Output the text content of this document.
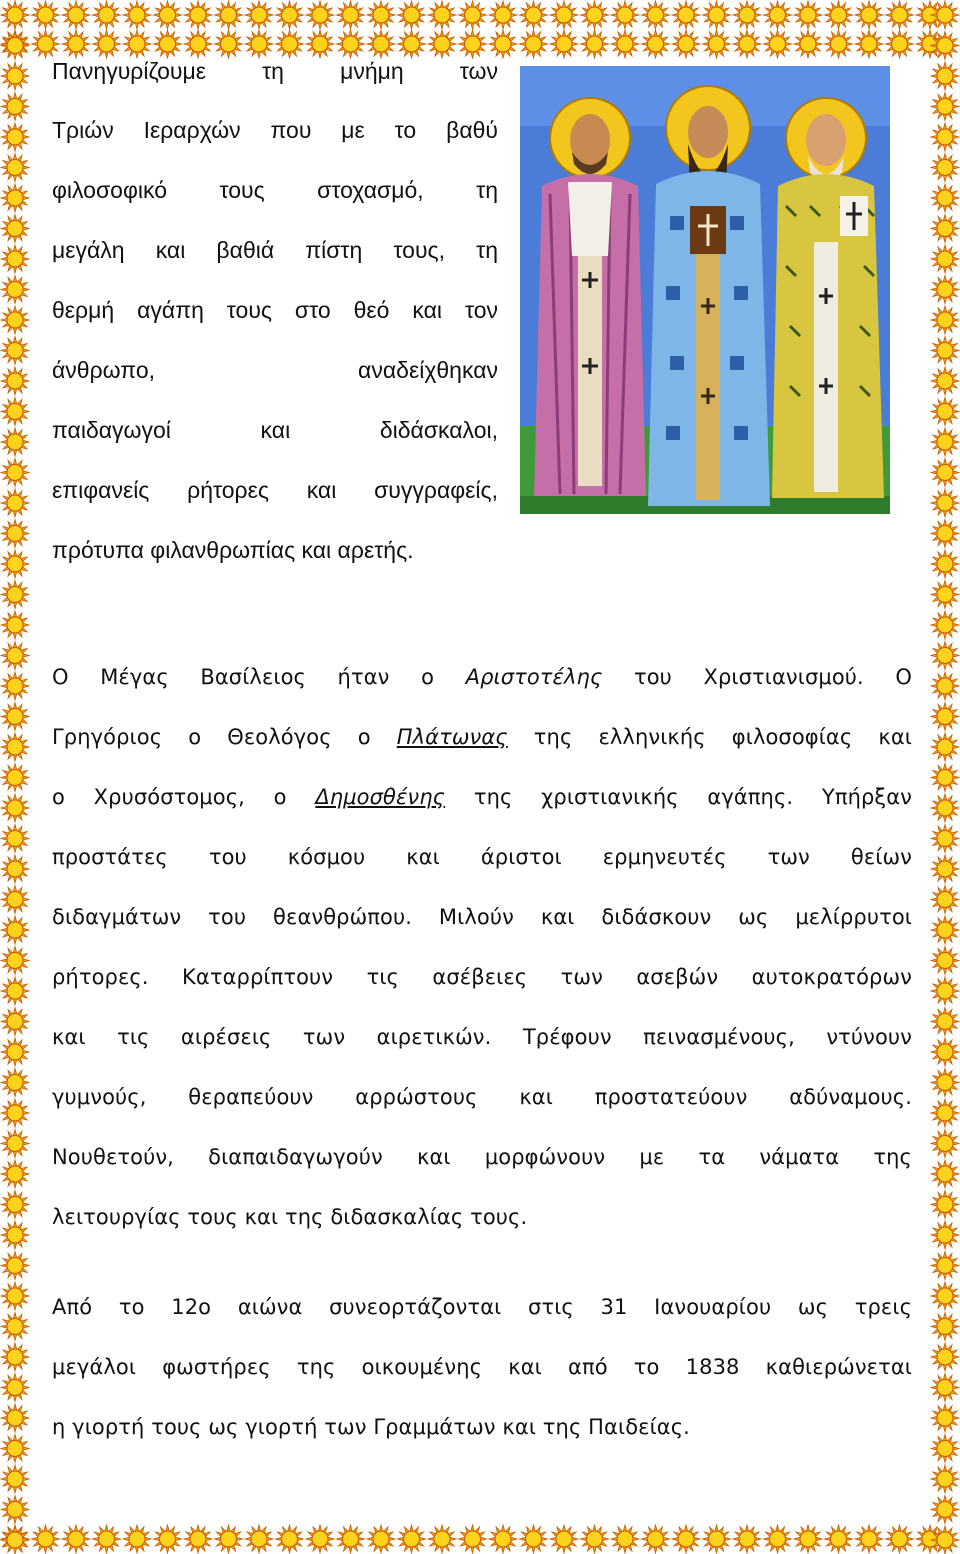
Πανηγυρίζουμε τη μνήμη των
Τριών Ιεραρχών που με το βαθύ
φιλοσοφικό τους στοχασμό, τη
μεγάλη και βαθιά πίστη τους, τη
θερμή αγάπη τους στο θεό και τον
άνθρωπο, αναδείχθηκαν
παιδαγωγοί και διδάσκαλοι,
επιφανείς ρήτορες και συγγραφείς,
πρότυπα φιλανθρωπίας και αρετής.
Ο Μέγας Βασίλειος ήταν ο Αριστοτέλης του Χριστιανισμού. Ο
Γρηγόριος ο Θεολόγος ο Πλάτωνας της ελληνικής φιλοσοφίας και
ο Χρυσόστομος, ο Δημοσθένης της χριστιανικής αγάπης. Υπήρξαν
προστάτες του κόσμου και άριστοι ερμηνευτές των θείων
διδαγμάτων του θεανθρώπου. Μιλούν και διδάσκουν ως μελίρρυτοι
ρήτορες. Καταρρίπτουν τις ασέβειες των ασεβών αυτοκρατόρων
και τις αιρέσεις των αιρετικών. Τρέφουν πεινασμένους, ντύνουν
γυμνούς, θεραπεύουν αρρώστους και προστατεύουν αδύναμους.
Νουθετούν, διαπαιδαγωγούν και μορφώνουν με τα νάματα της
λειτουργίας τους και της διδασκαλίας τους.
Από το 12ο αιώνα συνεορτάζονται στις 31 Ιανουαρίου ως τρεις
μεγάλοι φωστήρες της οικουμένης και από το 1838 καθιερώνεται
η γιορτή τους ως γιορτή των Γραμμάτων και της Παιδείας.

▶ **Aim of the task**:
Reproduce the entries above word for word. Pictures stay out.

▶ **Complete answer**:
Output the text content of this document.
Πανηγυρίζουμε τη μνήμη των
Τριών Ιεραρχών που με το βαθύ
φιλοσοφικό τους στοχασμό, τη
μεγάλη και βαθιά πίστη τους, τη
θερμή αγάπη τους στο θεό και τον
άνθρωπο, αναδείχθηκαν
παιδαγωγοί και διδάσκαλοι,
επιφανείς ρήτορες και συγγραφείς,
πρότυπα φιλανθρωπίας και αρετής.
Ο Μέγας Βασίλειος ήταν ο Αριστοτέλης του Χριστιανισμού. Ο
Γρηγόριος ο Θεολόγος ο Πλάτωνας της ελληνικής φιλοσοφίας και
ο Χρυσόστομος, ο Δημοσθένης της χριστιανικής αγάπης. Υπήρξαν
προστάτες του κόσμου και άριστοι ερμηνευτές των θείων
διδαγμάτων του θεανθρώπου. Μιλούν και διδάσκουν ως μελίρρυτοι
ρήτορες. Καταρρίπτουν τις ασέβειες των ασεβών αυτοκρατόρων
και τις αιρέσεις των αιρετικών. Τρέφουν πεινασμένους, ντύνουν
γυμνούς, θεραπεύουν αρρώστους και προστατεύουν αδύναμους.
Νουθετούν, διαπαιδαγωγούν και μορφώνουν με τα νάματα της
λειτουργίας τους και της διδασκαλίας τους.
Από το 12ο αιώνα συνεορτάζονται στις 31 Ιανουαρίου ως τρεις
μεγάλοι φωστήρες της οικουμένης και από το 1838 καθιερώνεται
η γιορτή τους ως γιορτή των Γραμμάτων και της Παιδείας.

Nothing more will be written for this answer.